Return all the entries exactly, keeping pictures out.

--------------------------------------------------

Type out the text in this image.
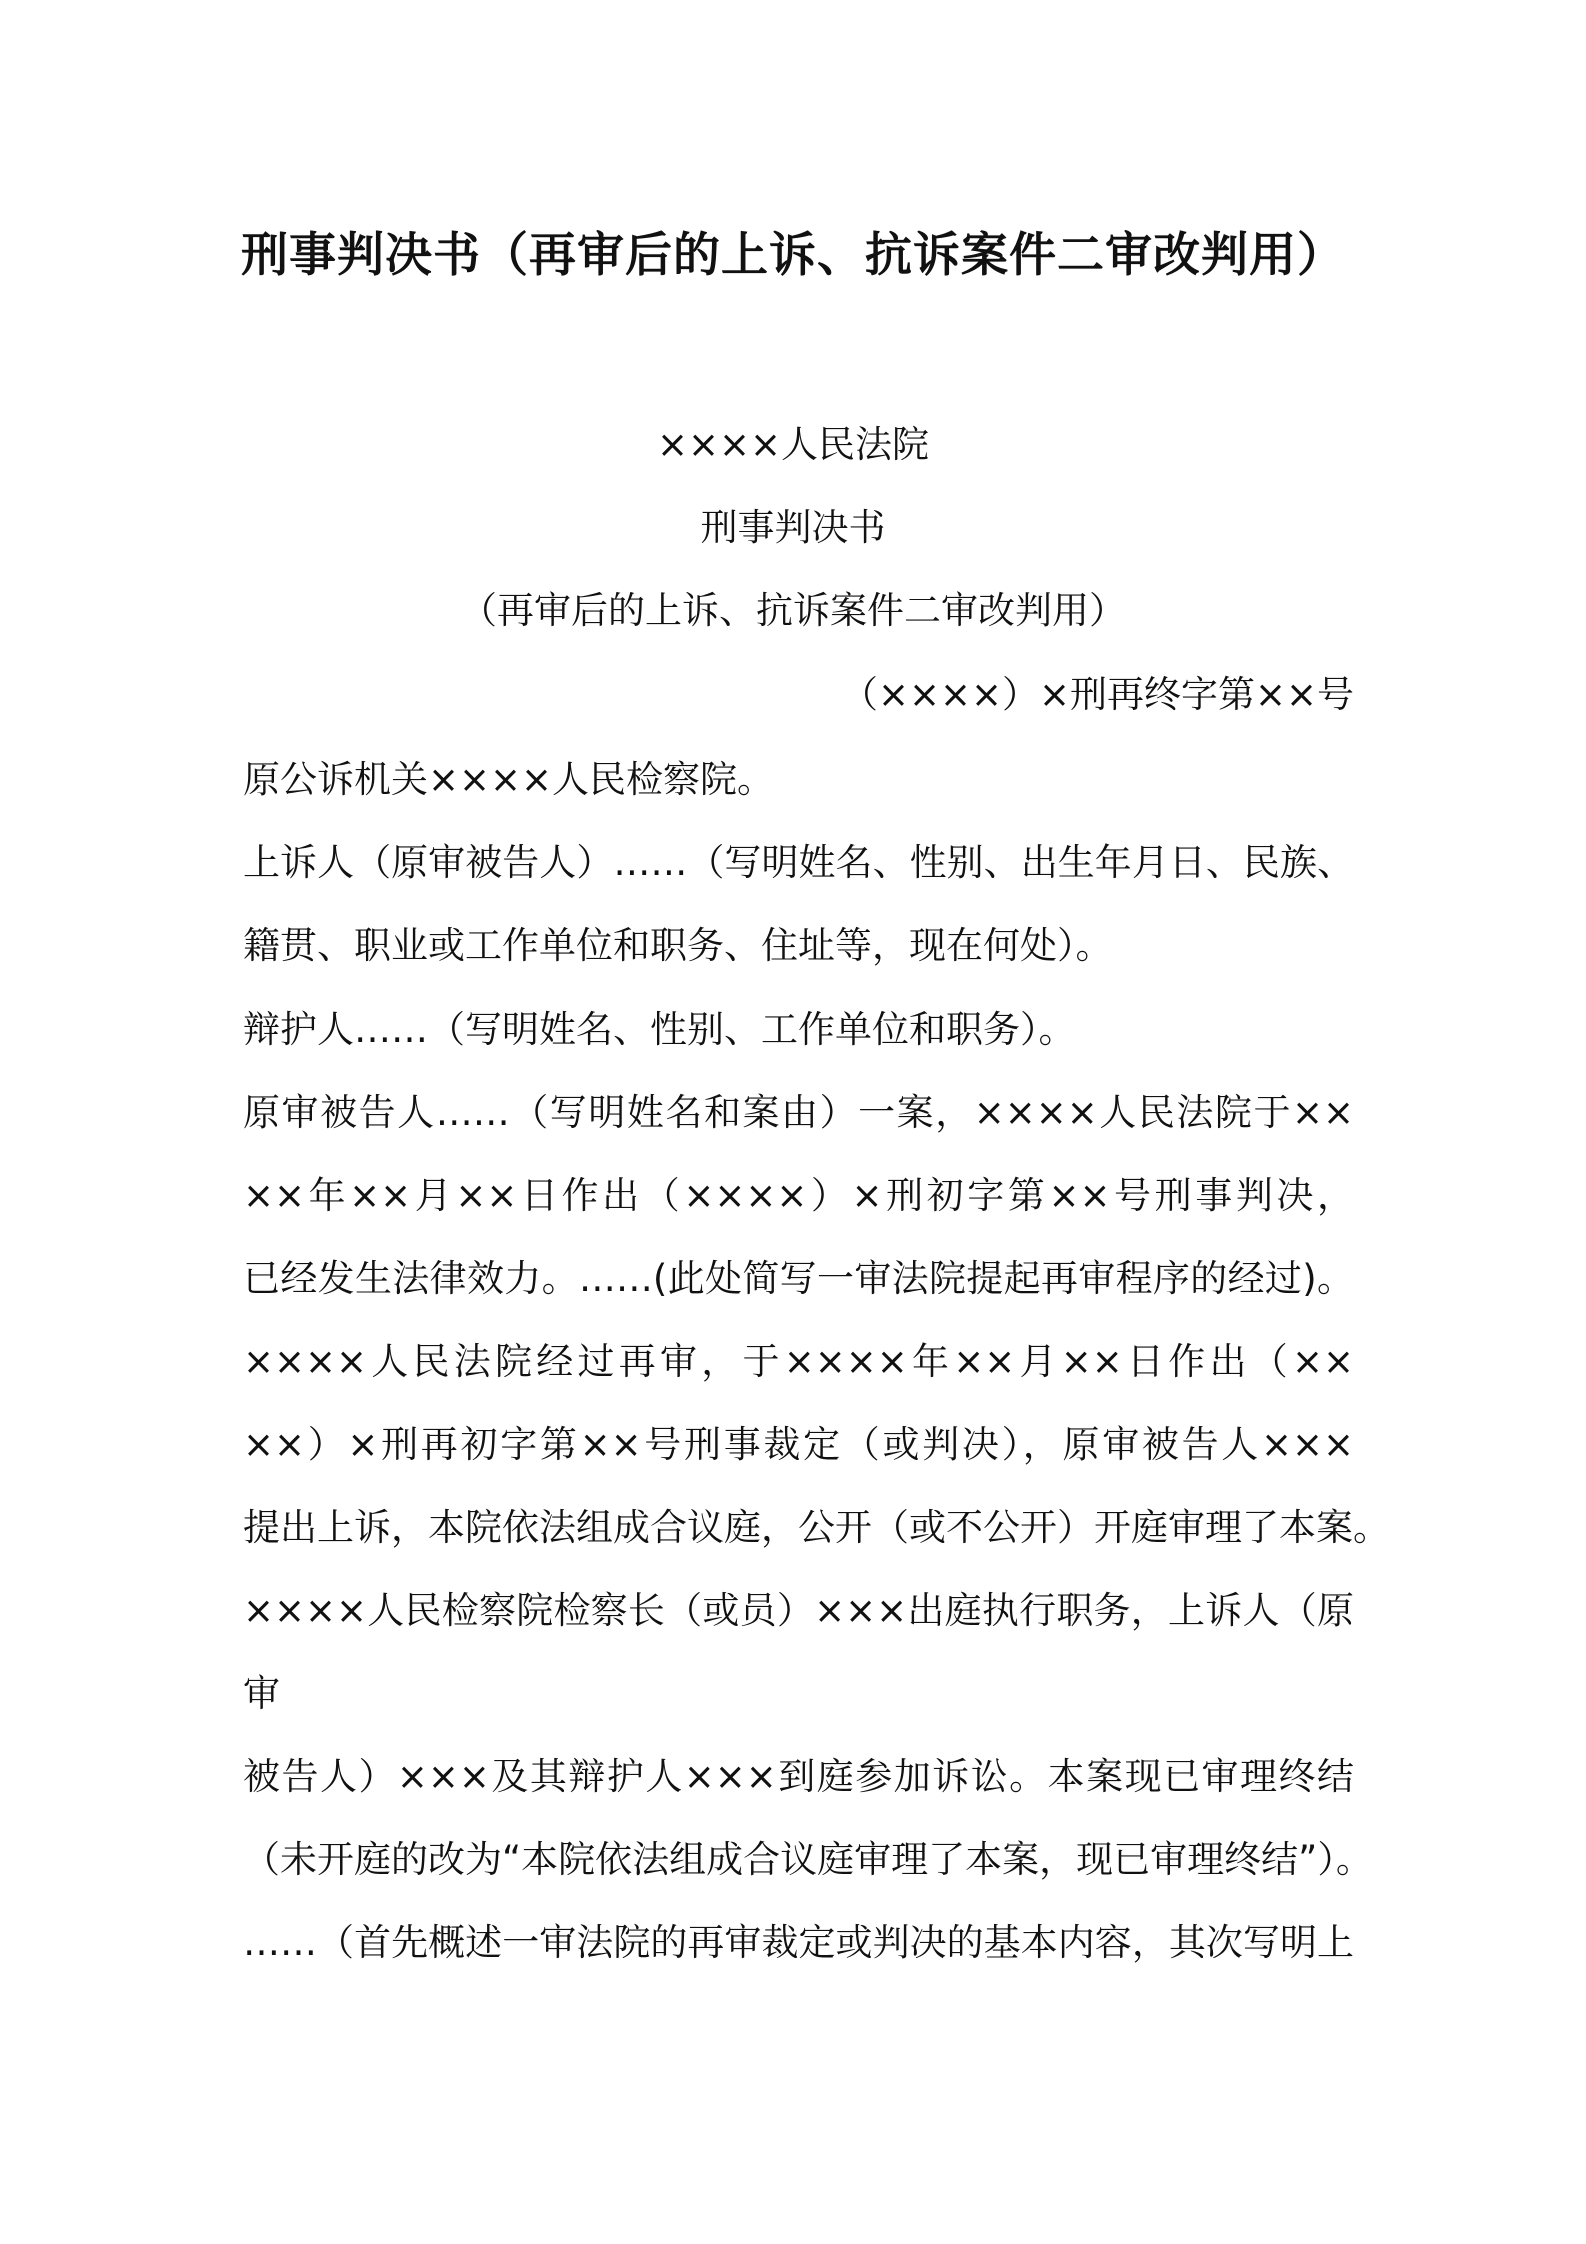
刑事判决书（再审后的上诉、抗诉案件二审改判用）
××××人民法院
刑事判决书
（再审后的上诉、抗诉案件二审改判用）
（××××）×刑再终字第××号
原公诉机关××××人民检察院。
上诉人（原审被告人）……（写明姓名、性别、出生年月日、民族、
籍贯、职业或工作单位和职务、住址等，现在何处）。
辩护人……（写明姓名、性别、工作单位和职务）。
原审被告人……（写明姓名和案由）一案，××××人民法院于××
××年××月××日作出（××××）×刑初字第××号刑事判决，
已经发生法律效力。……(此处简写一审法院提起再审程序的经过)。
××××人民法院经过再审，于××××年××月××日作出（××
××）×刑再初字第××号刑事裁定（或判决），原审被告人×××
提出上诉，本院依法组成合议庭，公开（或不公开）开庭审理了本案。
××××人民检察院检察长（或员）×××出庭执行职务，上诉人（原
审
被告人）×××及其辩护人×××到庭参加诉讼。本案现已审理终结
（未开庭的改为“本院依法组成合议庭审理了本案，现已审理终结”）。
……（首先概述一审法院的再审裁定或判决的基本内容，其次写明上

--------------------------------------------------

SOLUTION FOR THIS TASK –
Type out the text in this image.
刑事判决书（再审后的上诉、抗诉案件二审改判用）
××××人民法院
刑事判决书
（再审后的上诉、抗诉案件二审改判用）
（××××）×刑再终字第××号
原公诉机关××××人民检察院。
上诉人（原审被告人）……（写明姓名、性别、出生年月日、民族、
籍贯、职业或工作单位和职务、住址等，现在何处）。
辩护人……（写明姓名、性别、工作单位和职务）。
原审被告人……（写明姓名和案由）一案，××××人民法院于××
××年××月××日作出（××××）×刑初字第××号刑事判决，
已经发生法律效力。……(此处简写一审法院提起再审程序的经过)。
××××人民法院经过再审，于××××年××月××日作出（××
××）×刑再初字第××号刑事裁定（或判决），原审被告人×××
提出上诉，本院依法组成合议庭，公开（或不公开）开庭审理了本案。
××××人民检察院检察长（或员）×××出庭执行职务，上诉人（原
审
被告人）×××及其辩护人×××到庭参加诉讼。本案现已审理终结
（未开庭的改为“本院依法组成合议庭审理了本案，现已审理终结”）。
……（首先概述一审法院的再审裁定或判决的基本内容，其次写明上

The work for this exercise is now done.